__WHAT TO DO__: Print out every record exactly as it appears.

__DATASET EXTRACT__:
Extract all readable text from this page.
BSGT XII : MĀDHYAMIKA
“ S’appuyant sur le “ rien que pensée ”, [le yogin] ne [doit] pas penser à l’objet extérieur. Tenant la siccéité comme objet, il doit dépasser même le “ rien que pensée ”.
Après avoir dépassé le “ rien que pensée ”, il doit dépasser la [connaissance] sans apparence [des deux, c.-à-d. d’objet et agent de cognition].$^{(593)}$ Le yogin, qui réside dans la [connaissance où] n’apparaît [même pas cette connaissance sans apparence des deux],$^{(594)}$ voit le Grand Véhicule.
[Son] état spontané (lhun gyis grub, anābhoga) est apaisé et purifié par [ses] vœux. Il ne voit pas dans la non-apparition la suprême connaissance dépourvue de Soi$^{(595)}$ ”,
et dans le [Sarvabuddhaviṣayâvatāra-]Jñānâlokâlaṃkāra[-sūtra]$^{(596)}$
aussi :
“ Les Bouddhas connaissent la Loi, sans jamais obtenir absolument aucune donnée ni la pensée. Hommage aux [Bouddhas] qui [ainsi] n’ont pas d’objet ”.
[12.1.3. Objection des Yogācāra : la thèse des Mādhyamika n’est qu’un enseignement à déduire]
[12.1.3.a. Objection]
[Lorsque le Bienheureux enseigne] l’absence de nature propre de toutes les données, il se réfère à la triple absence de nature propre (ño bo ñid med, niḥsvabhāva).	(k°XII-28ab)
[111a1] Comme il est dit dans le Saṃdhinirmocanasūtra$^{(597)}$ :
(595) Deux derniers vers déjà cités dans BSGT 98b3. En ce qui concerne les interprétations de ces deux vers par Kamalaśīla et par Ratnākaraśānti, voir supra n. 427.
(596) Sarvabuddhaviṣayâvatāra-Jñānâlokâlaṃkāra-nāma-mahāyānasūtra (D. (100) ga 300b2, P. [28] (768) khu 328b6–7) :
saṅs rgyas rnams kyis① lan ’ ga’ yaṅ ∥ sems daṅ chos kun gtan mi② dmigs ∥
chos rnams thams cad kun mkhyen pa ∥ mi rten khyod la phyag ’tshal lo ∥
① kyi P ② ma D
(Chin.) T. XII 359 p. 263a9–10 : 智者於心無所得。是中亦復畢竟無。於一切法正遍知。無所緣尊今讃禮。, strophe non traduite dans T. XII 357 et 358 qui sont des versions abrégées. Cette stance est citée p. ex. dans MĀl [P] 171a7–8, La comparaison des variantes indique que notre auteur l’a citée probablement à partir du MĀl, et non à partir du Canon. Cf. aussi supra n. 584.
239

__SOLUTION TO THIS PROBLEM__:
Extract all readable text from this page.
BSGT XII : MĀDHYAMIKA
“ S’appuyant sur le “ rien que pensée ”, [le yogin] ne [doit] pas penser à l’objet extérieur. Tenant la siccéité comme objet, il doit dépasser même le “ rien que pensée ”.
Après avoir dépassé le “ rien que pensée ”, il doit dépasser la [connaissance] sans apparence [des deux, c.-à-d. d’objet et agent de cognition].$^{(593)}$ Le yogin, qui réside dans la [connaissance où] n’apparaît [même pas cette connaissance sans apparence des deux],$^{(594)}$ voit le Grand Véhicule.
[Son] état spontané (lhun gyis grub, anābhoga) est apaisé et purifié par [ses] vœux. Il ne voit pas dans la non-apparition la suprême connaissance dépourvue de Soi$^{(595)}$ ”,
et dans le [Sarvabuddhaviṣayâvatāra-]Jñānâlokâlaṃkāra[-sūtra]$^{(596)}$
aussi :
“ Les Bouddhas connaissent la Loi, sans jamais obtenir absolument aucune donnée ni la pensée. Hommage aux [Bouddhas] qui [ainsi] n’ont pas d’objet ”.
[12.1.3. Objection des Yogācāra : la thèse des Mādhyamika n’est qu’un enseignement à déduire]
[12.1.3.a. Objection]
[Lorsque le Bienheureux enseigne] l’absence de nature propre de toutes les données, il se réfère à la triple absence de nature propre (ño bo ñid med, niḥsvabhāva).	(k°XII-28ab)
[111a1] Comme il est dit dans le Saṃdhinirmocanasūtra$^{(597)}$ :
(595) Deux derniers vers déjà cités dans BSGT 98b3. En ce qui concerne les interprétations de ces deux vers par Kamalaśīla et par Ratnākaraśānti, voir supra n. 427.
(596) Sarvabuddhaviṣayâvatāra-Jñānâlokâlaṃkāra-nāma-mahāyānasūtra (D. (100) ga 300b2, P. [28] (768) khu 328b6–7) :
saṅs rgyas rnams kyis① lan ’ ga’ yaṅ ∥ sems daṅ chos kun gtan mi② dmigs ∥
chos rnams thams cad kun mkhyen pa ∥ mi rten khyod la phyag ’tshal lo ∥
① kyi P ② ma D
(Chin.) T. XII 359 p. 263a9–10 : 智者於心無所得。是中亦復畢竟無。於一切法正遍知。無所緣尊今讃禮。, strophe non traduite dans T. XII 357 et 358 qui sont des versions abrégées. Cette stance est citée p. ex. dans MĀl [P] 171a7–8, La comparaison des variantes indique que notre auteur l’a citée probablement à partir du MĀl, et non à partir du Canon. Cf. aussi supra n. 584.
239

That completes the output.